Provided material:
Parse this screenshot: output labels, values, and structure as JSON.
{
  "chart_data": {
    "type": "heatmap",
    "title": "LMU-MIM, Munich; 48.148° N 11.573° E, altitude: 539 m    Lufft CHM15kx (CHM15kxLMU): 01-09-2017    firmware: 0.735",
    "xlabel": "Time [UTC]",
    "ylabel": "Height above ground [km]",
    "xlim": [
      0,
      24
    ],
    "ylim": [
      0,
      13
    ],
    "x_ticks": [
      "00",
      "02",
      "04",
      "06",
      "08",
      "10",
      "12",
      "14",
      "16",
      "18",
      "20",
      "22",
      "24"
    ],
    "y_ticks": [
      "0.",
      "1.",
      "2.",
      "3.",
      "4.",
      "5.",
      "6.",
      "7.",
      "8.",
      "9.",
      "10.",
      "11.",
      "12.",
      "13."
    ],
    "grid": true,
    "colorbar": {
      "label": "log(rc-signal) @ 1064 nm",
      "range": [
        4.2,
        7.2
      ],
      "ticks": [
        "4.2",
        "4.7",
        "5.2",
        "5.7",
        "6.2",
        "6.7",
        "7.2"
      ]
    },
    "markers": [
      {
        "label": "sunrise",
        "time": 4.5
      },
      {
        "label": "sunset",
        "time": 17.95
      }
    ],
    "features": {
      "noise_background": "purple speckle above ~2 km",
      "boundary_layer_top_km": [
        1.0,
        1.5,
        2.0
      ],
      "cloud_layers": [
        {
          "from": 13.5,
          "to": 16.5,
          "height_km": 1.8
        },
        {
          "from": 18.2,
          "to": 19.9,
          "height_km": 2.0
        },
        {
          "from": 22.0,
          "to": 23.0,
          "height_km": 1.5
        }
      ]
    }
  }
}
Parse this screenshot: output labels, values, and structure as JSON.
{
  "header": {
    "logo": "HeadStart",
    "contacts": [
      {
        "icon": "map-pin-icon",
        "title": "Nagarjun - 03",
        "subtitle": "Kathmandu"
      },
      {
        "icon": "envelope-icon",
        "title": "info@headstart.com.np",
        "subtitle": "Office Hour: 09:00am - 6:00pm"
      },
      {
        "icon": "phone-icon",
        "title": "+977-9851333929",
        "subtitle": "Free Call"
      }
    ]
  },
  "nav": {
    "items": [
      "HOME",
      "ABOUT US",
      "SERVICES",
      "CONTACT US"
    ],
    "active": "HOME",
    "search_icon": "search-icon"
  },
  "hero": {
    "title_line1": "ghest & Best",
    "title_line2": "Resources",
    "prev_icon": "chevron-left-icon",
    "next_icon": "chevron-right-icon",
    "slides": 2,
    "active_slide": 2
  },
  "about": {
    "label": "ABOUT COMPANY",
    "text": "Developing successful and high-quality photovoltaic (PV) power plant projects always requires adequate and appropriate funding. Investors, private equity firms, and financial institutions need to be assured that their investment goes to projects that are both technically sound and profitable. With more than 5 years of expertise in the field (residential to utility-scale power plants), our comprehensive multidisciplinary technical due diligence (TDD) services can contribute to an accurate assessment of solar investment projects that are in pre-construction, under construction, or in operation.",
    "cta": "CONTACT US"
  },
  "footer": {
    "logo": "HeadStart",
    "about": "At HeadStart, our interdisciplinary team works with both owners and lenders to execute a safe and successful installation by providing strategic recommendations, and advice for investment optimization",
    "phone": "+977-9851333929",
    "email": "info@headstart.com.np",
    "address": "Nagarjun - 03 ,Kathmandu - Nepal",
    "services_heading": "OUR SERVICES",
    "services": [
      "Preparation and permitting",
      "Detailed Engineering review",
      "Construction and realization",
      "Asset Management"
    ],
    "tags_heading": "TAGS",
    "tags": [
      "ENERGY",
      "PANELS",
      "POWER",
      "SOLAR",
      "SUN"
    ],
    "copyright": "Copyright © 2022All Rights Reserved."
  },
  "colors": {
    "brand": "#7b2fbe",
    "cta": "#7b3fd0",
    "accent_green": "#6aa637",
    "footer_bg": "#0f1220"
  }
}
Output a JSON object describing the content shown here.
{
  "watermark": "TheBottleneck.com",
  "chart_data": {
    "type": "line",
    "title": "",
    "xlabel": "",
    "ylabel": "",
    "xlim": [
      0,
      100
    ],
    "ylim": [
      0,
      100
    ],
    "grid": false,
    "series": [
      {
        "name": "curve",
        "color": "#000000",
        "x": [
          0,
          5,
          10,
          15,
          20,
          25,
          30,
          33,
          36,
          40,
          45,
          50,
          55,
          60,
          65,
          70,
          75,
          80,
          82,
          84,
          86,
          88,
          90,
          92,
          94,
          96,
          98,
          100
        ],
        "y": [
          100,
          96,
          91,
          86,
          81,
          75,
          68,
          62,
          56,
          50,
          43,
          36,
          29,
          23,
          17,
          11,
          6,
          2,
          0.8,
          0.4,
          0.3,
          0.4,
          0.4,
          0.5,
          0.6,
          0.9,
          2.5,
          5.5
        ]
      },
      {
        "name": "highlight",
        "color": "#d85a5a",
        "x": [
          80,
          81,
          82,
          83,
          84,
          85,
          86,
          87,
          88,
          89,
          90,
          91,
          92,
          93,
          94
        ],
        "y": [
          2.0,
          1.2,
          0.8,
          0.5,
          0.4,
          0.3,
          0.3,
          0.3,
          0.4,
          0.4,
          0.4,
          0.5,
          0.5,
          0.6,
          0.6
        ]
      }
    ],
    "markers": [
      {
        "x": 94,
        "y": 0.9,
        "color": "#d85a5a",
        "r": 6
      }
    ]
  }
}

Instructions for the task:
Gather up, from the records above, each line where the word "icon" appears.

Answer to the exercise:
        "icon": "map-pin-icon",
        "icon": "envelope-icon",
        "icon": "phone-icon",
    "search_icon": "search-icon"
    "prev_icon": "chevron-left-icon",
    "next_icon": "chevron-right-icon",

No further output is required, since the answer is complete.